[Extracted records]

-- begin --

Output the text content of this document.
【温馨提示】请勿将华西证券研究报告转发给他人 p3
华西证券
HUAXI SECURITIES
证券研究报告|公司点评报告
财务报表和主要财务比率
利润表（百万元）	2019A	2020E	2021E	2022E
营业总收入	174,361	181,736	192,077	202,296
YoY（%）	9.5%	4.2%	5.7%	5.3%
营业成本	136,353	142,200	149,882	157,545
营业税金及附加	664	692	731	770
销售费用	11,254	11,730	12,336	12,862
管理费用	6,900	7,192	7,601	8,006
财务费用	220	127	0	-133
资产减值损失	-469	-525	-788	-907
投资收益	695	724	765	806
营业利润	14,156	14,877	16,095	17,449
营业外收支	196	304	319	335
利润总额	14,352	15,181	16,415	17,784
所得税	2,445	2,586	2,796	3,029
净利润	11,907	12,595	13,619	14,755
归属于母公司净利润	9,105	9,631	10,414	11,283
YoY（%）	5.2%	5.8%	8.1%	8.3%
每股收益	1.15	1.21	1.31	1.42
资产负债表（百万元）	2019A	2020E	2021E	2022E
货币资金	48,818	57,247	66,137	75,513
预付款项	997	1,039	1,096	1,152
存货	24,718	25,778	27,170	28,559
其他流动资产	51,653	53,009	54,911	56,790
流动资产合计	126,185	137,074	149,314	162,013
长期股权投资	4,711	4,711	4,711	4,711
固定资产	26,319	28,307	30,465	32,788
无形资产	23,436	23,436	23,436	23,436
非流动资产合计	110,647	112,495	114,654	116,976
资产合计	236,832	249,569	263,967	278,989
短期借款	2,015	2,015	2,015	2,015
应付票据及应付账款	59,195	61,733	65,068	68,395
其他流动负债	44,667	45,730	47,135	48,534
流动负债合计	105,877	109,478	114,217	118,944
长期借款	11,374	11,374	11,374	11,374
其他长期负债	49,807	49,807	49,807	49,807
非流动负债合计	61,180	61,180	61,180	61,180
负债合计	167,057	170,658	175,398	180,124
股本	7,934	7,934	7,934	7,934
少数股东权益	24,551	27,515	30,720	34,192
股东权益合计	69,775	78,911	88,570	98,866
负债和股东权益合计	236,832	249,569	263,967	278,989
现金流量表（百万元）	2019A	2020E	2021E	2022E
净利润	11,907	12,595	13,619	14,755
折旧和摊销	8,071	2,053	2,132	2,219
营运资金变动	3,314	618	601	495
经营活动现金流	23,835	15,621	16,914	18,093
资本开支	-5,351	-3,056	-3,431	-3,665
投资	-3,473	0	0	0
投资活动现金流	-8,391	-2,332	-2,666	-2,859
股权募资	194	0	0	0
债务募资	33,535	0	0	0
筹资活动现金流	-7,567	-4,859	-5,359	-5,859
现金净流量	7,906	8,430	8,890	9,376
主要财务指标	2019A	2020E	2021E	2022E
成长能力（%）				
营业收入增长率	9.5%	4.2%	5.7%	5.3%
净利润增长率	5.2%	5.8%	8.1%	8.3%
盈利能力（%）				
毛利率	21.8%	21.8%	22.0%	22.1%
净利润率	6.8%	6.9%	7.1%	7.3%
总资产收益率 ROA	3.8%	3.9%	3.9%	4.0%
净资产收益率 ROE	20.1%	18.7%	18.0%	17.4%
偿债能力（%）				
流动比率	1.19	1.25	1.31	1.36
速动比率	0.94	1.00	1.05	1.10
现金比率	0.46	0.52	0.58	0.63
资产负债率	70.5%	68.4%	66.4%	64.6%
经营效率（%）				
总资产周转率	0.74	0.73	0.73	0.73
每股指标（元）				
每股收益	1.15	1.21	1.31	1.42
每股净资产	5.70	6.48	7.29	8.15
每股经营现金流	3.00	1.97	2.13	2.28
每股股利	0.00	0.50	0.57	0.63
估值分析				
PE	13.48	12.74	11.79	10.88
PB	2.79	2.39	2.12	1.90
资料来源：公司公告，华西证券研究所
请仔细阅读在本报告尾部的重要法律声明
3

-- end --
-- begin --

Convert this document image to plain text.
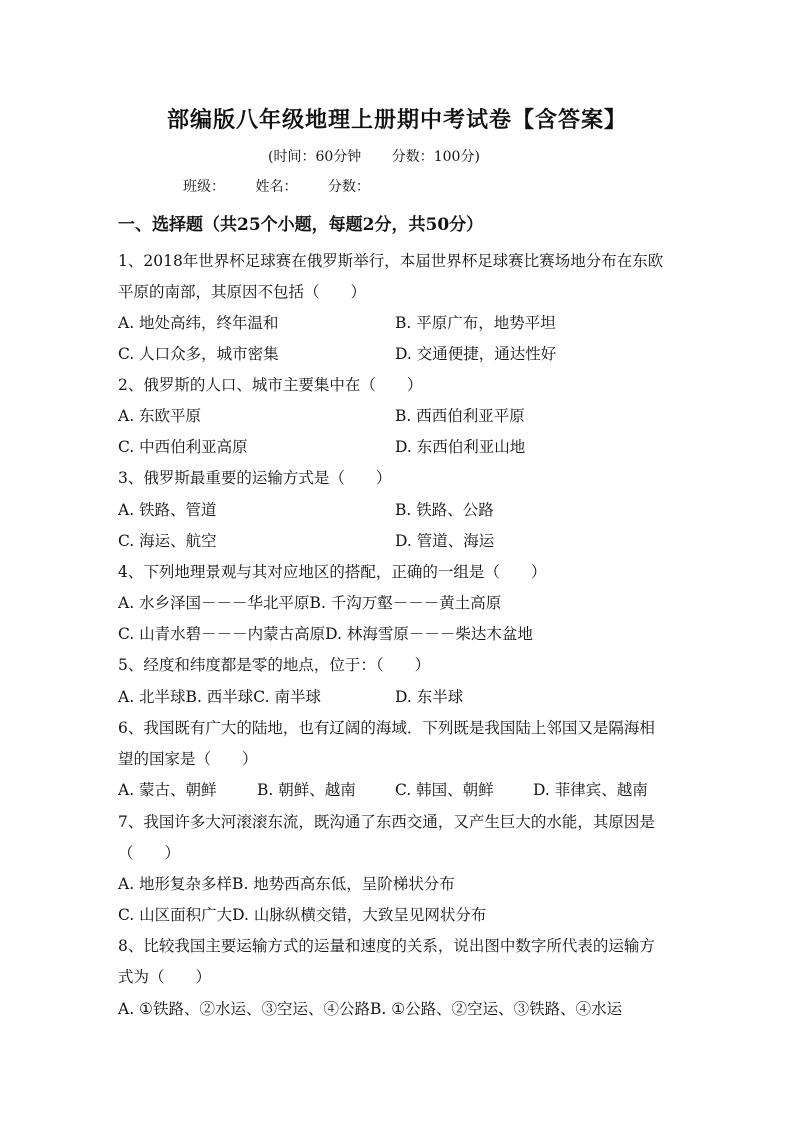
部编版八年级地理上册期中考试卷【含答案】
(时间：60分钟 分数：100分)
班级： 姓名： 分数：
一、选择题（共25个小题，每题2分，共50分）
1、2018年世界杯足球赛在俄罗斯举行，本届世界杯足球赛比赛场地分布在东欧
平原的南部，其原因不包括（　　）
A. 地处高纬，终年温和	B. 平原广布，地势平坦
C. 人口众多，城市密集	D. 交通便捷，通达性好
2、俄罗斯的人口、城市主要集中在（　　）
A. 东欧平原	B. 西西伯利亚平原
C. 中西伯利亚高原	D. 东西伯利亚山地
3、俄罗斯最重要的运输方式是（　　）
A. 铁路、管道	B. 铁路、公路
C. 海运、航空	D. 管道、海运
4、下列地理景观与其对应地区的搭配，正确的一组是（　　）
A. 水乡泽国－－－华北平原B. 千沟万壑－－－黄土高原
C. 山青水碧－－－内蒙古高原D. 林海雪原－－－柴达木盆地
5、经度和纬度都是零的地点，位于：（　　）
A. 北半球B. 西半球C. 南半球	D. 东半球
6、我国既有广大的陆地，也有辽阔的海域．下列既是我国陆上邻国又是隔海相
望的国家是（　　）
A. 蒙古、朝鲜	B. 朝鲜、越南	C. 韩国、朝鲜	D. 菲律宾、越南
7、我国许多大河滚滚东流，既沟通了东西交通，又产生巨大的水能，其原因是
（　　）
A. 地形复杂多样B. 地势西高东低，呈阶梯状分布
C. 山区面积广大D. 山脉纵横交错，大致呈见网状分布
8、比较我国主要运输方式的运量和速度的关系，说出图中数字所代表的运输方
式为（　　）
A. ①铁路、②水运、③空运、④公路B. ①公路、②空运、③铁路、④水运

-- end --

PROBLEM STATEMENT: Using the listing above, gather each line that holds the string "document" and copy it.

RESPONSE TO THIS EXERCISE:
Output the text content of this document.
Convert this document image to plain text.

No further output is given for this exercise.